───── Supplied material ─────

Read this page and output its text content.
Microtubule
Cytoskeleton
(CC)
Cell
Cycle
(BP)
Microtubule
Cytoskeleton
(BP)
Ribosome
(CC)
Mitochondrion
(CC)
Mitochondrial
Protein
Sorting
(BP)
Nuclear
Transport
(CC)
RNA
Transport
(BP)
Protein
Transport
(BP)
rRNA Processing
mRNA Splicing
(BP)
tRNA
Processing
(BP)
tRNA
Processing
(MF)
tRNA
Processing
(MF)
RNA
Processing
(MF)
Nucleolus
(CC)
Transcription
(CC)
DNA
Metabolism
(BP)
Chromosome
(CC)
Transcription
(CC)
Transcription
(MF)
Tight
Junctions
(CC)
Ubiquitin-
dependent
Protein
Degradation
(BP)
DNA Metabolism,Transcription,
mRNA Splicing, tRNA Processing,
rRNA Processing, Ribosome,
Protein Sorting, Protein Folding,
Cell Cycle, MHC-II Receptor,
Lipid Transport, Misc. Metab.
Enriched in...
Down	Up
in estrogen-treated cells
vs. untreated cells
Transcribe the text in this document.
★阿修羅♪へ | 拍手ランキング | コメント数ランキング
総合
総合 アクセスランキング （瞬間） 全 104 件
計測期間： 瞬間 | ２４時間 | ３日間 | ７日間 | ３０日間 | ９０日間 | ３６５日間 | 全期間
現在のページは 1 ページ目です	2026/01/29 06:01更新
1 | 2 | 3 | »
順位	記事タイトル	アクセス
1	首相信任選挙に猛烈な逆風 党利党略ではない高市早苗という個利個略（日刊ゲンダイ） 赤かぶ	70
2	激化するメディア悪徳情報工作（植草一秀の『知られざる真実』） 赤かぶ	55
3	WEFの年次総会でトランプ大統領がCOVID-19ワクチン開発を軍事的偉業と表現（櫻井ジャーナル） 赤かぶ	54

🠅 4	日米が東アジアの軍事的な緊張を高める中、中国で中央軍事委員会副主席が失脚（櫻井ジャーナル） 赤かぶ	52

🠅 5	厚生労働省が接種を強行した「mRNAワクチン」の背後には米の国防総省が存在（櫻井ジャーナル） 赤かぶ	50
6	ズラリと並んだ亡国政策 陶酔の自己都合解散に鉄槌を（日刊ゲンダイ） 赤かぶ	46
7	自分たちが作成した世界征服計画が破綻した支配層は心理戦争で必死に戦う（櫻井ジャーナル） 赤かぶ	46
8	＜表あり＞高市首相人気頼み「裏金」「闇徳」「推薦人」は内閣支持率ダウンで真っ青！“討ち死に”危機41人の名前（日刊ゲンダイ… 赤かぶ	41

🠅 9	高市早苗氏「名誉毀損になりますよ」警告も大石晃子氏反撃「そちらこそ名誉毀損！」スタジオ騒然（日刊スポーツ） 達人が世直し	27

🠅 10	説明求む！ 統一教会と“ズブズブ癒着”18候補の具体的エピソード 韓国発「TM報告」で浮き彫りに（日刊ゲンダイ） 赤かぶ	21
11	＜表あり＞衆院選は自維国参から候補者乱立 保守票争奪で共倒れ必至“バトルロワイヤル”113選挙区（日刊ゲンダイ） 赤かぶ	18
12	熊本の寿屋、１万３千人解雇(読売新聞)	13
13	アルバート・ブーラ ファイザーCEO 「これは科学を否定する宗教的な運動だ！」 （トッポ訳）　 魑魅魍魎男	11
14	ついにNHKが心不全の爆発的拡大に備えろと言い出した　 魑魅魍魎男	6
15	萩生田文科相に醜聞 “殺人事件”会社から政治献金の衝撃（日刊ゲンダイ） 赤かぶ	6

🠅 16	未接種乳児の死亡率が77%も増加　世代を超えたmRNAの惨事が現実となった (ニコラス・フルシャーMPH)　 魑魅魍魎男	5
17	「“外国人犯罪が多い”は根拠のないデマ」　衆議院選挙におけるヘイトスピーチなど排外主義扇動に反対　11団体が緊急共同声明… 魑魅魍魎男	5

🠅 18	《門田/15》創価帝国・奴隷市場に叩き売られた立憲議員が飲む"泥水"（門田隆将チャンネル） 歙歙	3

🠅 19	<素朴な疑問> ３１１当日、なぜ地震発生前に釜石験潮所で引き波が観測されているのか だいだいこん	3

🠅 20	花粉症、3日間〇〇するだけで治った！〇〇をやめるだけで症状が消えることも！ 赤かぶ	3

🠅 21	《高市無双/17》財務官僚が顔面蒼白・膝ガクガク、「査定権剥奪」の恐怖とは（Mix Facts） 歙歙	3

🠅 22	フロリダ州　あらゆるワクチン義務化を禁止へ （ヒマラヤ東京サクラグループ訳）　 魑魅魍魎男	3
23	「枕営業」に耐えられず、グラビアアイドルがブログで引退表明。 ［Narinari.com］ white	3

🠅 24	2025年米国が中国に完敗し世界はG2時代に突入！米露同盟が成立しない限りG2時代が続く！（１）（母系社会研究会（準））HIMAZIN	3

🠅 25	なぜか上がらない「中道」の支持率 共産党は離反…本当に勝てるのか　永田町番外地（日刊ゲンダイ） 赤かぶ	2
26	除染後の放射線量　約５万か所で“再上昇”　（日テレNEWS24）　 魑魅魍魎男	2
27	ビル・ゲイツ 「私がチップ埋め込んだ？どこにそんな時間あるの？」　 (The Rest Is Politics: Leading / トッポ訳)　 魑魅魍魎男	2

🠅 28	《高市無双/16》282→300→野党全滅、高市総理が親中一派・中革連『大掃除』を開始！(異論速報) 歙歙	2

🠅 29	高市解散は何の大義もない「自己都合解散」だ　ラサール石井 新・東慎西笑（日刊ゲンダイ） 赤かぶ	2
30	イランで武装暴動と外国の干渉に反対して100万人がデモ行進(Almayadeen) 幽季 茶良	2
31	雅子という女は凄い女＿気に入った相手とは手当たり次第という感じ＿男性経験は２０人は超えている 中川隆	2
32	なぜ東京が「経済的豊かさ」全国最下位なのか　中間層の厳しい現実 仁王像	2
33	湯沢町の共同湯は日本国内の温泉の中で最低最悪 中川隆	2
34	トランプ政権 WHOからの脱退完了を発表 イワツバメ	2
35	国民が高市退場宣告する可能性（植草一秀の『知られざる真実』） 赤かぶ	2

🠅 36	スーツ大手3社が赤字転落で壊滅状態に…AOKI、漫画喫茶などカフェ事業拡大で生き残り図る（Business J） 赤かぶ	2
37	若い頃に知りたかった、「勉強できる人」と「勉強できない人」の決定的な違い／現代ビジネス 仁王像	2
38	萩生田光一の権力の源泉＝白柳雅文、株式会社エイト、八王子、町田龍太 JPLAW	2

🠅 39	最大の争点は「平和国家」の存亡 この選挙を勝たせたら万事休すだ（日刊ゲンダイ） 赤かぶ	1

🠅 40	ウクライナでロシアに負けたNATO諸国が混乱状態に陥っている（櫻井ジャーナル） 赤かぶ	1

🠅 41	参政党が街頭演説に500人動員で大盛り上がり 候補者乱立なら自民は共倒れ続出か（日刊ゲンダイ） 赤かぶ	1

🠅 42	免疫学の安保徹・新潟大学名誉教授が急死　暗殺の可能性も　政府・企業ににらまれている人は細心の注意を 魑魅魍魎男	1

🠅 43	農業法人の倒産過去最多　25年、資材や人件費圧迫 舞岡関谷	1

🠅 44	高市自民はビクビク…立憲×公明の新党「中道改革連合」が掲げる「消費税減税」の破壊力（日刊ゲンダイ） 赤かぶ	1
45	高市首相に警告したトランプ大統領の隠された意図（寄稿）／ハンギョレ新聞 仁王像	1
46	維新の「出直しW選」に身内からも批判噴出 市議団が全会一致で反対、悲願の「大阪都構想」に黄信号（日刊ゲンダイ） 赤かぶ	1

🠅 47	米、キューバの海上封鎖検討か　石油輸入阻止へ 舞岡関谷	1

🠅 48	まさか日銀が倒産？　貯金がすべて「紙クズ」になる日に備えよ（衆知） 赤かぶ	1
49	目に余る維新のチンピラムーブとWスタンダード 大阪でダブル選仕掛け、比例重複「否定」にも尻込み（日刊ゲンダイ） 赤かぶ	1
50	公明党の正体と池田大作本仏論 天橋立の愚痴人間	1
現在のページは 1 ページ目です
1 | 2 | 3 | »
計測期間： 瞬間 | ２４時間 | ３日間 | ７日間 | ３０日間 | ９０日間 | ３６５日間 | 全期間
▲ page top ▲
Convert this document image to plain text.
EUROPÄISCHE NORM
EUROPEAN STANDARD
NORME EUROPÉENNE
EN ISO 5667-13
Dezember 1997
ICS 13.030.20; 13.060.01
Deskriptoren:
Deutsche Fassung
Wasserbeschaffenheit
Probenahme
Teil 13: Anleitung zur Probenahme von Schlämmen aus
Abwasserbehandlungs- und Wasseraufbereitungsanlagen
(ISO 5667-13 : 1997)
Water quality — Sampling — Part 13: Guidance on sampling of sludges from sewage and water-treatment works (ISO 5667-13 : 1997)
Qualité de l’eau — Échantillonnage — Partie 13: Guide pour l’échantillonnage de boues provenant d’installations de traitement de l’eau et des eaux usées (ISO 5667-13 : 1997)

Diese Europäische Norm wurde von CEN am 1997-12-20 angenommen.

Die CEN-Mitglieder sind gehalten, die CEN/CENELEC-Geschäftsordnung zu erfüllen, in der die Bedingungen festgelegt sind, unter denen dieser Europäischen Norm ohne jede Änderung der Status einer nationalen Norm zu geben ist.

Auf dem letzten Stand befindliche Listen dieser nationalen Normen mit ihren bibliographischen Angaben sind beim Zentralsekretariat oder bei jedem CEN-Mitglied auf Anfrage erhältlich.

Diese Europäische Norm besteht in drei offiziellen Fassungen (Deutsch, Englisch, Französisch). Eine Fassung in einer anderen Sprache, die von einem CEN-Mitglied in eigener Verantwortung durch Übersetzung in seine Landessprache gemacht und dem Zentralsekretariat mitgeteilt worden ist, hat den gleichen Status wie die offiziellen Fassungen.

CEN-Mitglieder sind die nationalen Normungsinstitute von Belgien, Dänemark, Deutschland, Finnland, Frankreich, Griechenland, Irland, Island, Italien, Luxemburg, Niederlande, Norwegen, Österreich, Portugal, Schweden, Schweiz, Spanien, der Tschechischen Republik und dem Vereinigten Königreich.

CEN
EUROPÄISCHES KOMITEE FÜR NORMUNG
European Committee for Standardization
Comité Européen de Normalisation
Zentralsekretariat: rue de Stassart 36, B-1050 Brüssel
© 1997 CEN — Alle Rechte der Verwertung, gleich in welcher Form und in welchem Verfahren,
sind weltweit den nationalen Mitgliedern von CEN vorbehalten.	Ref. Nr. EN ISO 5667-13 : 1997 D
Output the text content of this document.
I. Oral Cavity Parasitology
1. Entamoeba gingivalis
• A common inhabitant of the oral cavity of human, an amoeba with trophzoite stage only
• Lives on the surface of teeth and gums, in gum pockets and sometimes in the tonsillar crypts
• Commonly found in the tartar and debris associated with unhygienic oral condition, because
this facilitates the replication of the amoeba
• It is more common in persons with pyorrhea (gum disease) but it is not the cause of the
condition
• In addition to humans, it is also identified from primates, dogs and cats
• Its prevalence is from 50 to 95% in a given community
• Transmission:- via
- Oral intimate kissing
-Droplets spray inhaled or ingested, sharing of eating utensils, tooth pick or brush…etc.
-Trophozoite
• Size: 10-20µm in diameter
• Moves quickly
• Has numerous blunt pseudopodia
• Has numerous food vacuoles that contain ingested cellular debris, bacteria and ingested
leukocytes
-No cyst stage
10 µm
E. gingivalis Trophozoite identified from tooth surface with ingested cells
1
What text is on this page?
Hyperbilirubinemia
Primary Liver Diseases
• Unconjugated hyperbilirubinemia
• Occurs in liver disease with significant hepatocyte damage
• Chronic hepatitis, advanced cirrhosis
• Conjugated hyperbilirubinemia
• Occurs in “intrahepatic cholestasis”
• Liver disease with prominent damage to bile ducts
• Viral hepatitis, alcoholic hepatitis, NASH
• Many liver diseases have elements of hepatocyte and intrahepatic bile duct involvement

─────

Aim of the task »
The answer should be all lines from the entries above that hold the word "Occurs".

Solution for this exercise »
• Occurs in liver disease with significant hepatocyte damage
• Occurs in “intrahepatic cholestasis”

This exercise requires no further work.